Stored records
________________

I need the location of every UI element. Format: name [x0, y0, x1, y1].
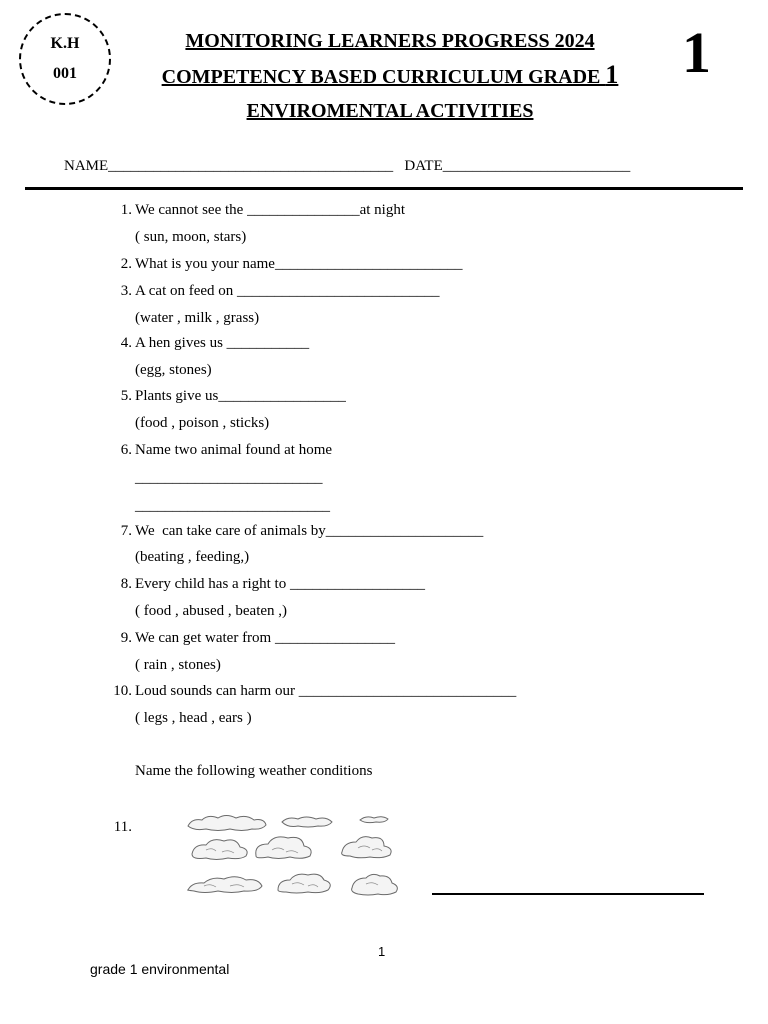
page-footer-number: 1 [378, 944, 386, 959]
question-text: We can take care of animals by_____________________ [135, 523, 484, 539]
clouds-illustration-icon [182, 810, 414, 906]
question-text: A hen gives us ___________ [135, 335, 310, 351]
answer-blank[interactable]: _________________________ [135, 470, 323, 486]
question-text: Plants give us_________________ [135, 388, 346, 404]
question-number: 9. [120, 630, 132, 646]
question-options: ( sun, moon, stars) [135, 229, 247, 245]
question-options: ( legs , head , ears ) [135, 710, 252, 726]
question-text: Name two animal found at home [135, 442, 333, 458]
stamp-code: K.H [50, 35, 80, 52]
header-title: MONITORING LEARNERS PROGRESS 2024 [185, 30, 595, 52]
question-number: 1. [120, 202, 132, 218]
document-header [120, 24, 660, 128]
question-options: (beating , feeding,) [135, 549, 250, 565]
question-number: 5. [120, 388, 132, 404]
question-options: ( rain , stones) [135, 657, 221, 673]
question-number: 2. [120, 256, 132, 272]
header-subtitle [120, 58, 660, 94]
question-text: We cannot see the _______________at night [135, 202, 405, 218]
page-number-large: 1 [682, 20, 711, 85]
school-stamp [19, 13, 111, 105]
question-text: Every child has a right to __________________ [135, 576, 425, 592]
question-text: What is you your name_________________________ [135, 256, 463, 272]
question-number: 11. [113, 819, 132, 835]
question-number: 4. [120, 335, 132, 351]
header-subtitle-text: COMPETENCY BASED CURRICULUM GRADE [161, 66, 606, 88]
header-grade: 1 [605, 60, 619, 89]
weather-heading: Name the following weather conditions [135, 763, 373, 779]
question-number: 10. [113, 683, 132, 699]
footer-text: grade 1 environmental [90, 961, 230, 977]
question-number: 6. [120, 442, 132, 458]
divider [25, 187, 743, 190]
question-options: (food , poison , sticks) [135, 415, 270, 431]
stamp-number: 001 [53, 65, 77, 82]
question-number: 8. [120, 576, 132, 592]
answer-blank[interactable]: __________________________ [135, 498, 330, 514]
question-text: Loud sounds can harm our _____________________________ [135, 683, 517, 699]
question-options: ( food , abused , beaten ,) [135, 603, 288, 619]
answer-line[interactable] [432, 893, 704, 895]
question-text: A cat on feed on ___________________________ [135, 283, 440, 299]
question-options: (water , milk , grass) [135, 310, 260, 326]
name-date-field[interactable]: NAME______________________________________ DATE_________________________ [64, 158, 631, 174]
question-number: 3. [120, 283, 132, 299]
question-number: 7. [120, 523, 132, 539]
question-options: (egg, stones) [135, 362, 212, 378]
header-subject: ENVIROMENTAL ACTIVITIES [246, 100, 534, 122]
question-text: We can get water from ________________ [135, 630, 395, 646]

________________

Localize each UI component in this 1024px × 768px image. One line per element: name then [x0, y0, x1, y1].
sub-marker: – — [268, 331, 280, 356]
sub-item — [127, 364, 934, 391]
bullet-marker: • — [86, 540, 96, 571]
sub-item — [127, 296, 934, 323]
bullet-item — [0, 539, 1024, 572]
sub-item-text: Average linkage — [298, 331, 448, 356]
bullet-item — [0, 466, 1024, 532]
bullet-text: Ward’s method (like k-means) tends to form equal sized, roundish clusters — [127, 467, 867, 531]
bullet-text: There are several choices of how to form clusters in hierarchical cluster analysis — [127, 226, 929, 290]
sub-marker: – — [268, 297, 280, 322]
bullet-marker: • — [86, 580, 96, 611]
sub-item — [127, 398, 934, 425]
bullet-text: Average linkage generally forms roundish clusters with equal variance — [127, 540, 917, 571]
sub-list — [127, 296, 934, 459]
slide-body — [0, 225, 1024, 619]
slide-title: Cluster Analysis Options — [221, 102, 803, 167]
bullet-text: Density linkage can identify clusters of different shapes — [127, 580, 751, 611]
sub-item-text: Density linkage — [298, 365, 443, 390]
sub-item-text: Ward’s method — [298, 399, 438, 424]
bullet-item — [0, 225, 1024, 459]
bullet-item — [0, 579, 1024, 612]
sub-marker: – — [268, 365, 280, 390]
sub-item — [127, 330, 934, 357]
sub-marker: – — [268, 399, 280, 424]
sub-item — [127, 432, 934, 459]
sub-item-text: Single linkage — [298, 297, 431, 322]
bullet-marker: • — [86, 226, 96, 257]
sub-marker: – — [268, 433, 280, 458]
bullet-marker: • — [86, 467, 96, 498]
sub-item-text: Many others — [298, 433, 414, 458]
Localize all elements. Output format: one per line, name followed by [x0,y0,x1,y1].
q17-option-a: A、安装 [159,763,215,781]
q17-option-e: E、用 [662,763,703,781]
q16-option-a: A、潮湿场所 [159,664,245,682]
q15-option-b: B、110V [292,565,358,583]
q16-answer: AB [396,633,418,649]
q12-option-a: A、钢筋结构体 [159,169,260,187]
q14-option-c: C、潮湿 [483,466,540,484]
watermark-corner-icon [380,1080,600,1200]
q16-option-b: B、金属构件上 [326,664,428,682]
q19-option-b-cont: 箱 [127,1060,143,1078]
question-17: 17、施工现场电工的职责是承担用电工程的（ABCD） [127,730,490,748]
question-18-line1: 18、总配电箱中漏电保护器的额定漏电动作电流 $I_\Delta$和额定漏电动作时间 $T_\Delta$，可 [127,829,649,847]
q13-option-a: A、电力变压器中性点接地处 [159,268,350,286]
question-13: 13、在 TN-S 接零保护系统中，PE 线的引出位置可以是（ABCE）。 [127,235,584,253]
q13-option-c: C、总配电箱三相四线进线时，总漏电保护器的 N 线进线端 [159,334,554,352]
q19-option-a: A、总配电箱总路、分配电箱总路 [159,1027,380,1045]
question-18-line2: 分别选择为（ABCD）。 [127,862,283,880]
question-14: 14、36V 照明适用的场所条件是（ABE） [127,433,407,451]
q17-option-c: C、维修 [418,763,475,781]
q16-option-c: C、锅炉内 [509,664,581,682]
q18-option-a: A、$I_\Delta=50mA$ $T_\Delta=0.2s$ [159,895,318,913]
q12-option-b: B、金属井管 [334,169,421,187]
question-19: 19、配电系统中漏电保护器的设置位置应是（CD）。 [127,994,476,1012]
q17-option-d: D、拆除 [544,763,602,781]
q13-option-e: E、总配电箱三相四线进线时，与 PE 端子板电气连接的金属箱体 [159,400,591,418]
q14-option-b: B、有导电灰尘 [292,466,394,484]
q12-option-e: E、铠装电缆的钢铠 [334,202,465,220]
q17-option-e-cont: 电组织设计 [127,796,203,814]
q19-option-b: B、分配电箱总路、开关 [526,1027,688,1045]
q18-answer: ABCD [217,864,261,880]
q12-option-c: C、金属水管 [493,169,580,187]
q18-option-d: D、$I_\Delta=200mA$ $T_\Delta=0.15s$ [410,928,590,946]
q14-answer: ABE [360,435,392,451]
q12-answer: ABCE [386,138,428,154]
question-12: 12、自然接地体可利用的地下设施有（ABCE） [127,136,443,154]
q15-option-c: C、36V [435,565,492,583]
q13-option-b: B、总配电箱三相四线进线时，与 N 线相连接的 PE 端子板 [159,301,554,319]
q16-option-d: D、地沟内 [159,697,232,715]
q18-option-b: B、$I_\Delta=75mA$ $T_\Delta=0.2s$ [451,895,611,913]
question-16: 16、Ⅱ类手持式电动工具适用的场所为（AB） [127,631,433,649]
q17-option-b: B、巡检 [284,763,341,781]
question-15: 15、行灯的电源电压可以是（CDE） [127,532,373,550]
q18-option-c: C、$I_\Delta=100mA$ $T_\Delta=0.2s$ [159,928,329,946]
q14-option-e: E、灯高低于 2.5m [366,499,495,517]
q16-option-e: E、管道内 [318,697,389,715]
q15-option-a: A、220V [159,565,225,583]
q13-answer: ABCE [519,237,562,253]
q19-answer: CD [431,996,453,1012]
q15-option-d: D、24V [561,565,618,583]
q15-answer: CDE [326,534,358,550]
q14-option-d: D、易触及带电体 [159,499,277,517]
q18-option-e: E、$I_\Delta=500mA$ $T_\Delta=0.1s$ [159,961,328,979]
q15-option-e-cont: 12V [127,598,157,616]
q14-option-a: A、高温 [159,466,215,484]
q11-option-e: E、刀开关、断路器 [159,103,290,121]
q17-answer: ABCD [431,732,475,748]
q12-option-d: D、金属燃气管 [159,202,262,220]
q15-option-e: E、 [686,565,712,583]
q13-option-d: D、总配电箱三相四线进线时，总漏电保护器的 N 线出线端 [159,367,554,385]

________________

• **CHALLENGE**:
Reproduce the rows above word for word, starting from the line with "Localize each UI" up to and including the line with "sub-item-text: Average linkage".

• **RESPONSE TO THE EXERCISE**:
Localize each UI component in this 1024px × 768px image. One line per element: name then [x0, y0, x1, y1].
sub-marker: – — [268, 331, 280, 356]
sub-item — [127, 364, 934, 391]
bullet-marker: • — [86, 540, 96, 571]
sub-item — [127, 296, 934, 323]
bullet-item — [0, 539, 1024, 572]
sub-item-text: Average linkage — [298, 331, 448, 356]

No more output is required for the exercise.